- Your goal:
Read the records below. Copy each line where the string "title" occurs.

- Collected data entries:
----
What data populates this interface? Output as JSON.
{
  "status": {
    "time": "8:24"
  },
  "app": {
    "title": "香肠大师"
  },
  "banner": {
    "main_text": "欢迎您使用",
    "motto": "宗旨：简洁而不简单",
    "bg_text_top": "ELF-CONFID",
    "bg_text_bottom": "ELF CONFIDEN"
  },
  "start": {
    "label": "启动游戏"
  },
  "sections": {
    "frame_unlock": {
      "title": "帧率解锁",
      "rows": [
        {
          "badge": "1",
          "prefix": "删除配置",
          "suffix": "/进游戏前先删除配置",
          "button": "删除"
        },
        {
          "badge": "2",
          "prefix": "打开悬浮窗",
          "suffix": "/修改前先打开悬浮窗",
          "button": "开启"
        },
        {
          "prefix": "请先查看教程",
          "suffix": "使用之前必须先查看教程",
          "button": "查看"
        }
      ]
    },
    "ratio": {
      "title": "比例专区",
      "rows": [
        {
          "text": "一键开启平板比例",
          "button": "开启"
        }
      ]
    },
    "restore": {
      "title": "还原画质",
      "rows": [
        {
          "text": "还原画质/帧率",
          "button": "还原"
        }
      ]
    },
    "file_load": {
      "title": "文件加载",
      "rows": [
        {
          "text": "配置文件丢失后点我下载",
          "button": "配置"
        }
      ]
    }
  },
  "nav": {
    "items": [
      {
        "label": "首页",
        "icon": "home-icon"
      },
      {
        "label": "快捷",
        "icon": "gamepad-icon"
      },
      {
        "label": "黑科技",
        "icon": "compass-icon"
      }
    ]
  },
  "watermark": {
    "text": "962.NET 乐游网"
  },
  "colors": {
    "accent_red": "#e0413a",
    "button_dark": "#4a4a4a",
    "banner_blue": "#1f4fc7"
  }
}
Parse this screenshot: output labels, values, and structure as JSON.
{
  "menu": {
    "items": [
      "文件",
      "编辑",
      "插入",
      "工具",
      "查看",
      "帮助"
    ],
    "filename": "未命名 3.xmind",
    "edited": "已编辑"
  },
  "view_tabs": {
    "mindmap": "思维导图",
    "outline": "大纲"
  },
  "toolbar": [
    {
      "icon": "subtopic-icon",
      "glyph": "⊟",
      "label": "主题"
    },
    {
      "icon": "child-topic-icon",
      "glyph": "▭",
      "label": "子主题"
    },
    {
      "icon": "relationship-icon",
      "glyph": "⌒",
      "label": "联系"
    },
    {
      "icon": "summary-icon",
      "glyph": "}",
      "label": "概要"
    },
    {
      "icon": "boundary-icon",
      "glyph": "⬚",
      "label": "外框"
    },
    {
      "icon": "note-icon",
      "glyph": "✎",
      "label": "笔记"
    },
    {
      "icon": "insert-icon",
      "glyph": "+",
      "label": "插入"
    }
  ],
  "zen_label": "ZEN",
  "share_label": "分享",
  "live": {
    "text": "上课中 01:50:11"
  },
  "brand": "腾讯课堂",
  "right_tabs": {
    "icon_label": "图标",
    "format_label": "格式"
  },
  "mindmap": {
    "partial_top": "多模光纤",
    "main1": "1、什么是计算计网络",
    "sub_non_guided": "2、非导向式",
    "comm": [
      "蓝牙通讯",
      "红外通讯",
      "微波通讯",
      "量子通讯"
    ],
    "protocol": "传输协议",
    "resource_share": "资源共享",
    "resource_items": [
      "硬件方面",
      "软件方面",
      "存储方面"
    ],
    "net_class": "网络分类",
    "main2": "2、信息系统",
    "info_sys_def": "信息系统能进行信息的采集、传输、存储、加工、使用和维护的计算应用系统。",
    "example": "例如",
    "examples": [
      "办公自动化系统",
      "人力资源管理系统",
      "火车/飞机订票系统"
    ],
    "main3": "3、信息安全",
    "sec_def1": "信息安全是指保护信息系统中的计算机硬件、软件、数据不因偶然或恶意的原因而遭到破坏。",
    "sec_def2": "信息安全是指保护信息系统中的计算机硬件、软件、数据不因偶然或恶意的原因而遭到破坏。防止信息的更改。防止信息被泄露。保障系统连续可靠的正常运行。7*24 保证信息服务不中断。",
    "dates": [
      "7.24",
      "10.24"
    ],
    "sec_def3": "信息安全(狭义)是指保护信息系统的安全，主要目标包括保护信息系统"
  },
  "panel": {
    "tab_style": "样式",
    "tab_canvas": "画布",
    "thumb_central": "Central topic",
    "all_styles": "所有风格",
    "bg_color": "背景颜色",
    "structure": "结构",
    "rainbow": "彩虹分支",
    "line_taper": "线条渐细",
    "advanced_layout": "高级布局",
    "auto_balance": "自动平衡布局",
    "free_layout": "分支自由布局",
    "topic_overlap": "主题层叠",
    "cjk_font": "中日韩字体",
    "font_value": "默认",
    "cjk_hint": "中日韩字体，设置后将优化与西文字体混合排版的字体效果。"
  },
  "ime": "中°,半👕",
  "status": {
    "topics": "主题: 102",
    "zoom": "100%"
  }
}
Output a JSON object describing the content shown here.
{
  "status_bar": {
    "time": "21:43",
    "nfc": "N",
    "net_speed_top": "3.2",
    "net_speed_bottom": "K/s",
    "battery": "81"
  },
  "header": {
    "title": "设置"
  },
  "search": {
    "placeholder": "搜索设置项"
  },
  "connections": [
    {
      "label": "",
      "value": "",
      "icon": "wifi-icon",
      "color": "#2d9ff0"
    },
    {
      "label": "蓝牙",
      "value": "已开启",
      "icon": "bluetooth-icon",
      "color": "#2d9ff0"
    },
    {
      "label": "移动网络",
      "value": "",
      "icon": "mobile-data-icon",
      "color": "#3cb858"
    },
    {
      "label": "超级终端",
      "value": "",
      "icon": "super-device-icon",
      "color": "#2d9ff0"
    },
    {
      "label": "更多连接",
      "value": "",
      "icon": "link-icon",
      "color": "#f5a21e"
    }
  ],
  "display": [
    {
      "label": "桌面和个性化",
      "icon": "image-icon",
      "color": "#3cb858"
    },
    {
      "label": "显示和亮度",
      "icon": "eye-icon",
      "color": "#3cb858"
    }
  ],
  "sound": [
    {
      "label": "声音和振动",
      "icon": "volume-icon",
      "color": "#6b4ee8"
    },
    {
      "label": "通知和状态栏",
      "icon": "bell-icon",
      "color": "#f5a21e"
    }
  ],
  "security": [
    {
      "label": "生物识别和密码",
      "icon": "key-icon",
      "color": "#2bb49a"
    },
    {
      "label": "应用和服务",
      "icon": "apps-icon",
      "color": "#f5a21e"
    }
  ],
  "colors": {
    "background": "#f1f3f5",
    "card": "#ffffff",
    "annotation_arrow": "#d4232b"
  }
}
----
- Finished answer:
    "title": "香肠大师"
      "title": "帧率解锁",
      "title": "比例专区",
      "title": "还原画质",
      "title": "文件加载",
    "title": "设置"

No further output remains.